WORK ITEM:
Copy each line from the records below in which the word "Potentiate" is found.

**** EXERCISE MATERIALS ****

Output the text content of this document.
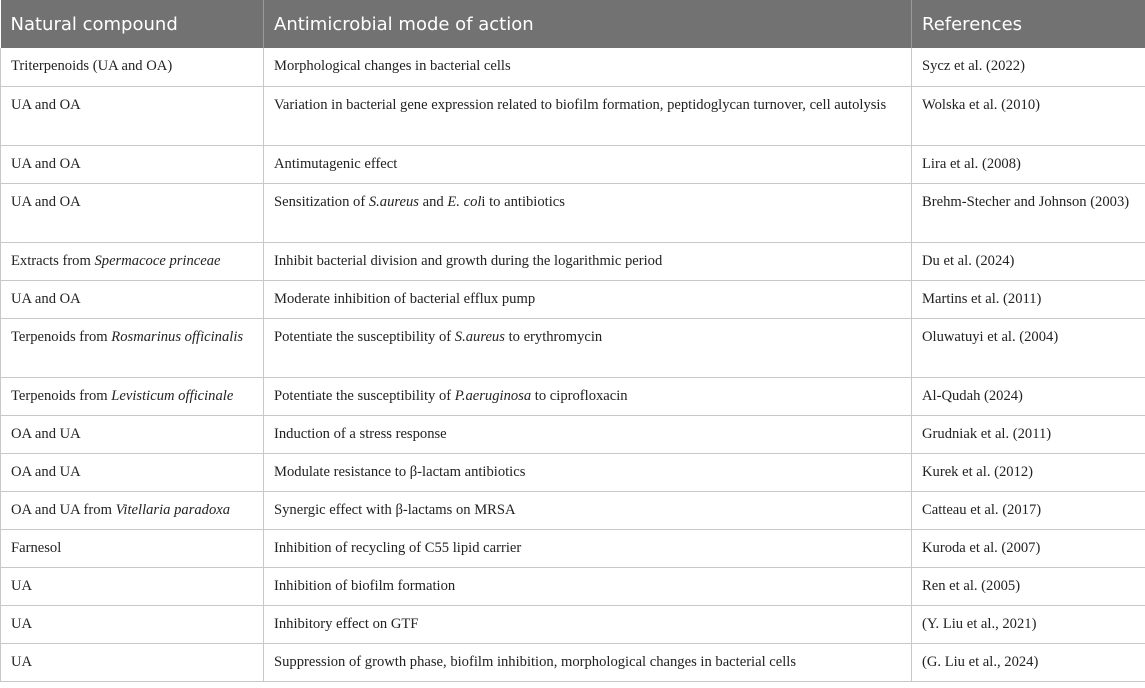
Natural compound	Antimicrobial mode of action	References
Triterpenoids (UA and OA)	Morphological changes in bacterial cells	Sycz et al. (2022)
UA and OA	Variation in bacterial gene expression related to biofilm formation, peptidoglycan turnover, cell autolysis	Wolska et al. (2010)
UA and OA	Antimutagenic effect	Lira et al. (2008)
UA and OA	Sensitization of S.aureus and E. coli to antibiotics	Brehm-Stecher and Johnson (2003)
Extracts from Spermacoce princeae	Inhibit bacterial division and growth during the logarithmic period	Du et al. (2024)
UA and OA	Moderate inhibition of bacterial efflux pump	Martins et al. (2011)
Terpenoids from Rosmarinus officinalis	Potentiate the susceptibility of S.aureus to erythromycin	Oluwatuyi et al. (2004)
Terpenoids from Levisticum officinale	Potentiate the susceptibility of P.aeruginosa to ciprofloxacin	Al-Qudah (2024)
OA and UA	Induction of a stress response	Grudniak et al. (2011)
OA and UA	Modulate resistance to β-lactam antibiotics	Kurek et al. (2012)
OA and UA from Vitellaria paradoxa	Synergic effect with β-lactams on MRSA	Catteau et al. (2017)
Farnesol	Inhibition of recycling of C55 lipid carrier	Kuroda et al. (2007)
UA	Inhibition of biofilm formation	Ren et al. (2005)
UA	Inhibitory effect on GTF	(Y. Liu et al., 2021)
UA	Suppression of growth phase, biofilm inhibition, morphological changes in bacterial cells	(G. Liu et al., 2024)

****

SOLUTION TO THIS EXERCISE:
Terpenoids from Rosmarinus officinalis	Potentiate the susceptibility of S.aureus to erythromycin	Oluwatuyi et al. (2004)
Terpenoids from Levisticum officinale	Potentiate the susceptibility of P.aeruginosa to ciprofloxacin	Al-Qudah (2024)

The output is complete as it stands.